◆ Exercise details ◆
Extract, from the records beneath this instruction, each line that contains the word "力度大线条粗".

[Recorded data]
## BEGIN

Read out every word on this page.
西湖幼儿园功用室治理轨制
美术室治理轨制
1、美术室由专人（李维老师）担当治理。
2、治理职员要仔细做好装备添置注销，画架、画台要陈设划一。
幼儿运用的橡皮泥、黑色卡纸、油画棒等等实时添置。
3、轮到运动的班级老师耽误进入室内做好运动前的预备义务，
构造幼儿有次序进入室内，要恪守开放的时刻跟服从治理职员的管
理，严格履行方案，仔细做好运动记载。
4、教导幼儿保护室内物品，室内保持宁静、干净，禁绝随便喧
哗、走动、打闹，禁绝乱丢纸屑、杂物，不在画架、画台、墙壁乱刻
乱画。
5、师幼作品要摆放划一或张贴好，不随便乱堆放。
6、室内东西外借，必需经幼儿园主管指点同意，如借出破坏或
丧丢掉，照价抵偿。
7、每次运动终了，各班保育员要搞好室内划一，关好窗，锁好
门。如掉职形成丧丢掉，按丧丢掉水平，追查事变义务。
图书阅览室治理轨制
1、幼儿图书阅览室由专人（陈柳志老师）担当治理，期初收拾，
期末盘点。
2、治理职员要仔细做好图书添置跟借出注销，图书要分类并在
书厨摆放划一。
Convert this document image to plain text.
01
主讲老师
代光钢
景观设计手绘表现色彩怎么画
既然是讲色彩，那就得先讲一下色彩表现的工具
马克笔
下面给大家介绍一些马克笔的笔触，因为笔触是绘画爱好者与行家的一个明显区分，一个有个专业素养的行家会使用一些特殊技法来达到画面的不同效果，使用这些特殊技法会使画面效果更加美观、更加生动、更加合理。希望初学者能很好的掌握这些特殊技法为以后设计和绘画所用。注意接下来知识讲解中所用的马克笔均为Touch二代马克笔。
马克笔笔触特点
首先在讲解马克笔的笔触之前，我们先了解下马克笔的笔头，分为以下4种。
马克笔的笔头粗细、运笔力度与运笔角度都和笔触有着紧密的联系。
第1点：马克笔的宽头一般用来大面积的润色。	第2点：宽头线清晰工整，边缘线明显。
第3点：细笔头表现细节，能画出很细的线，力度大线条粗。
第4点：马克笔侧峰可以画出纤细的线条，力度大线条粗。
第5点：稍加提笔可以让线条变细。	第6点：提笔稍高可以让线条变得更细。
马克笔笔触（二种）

## END

◆ Final result ◆
第3点：细笔头表现细节，能画出很细的线，力度大线条粗。
第4点：马克笔侧峰可以画出纤细的线条，力度大线条粗。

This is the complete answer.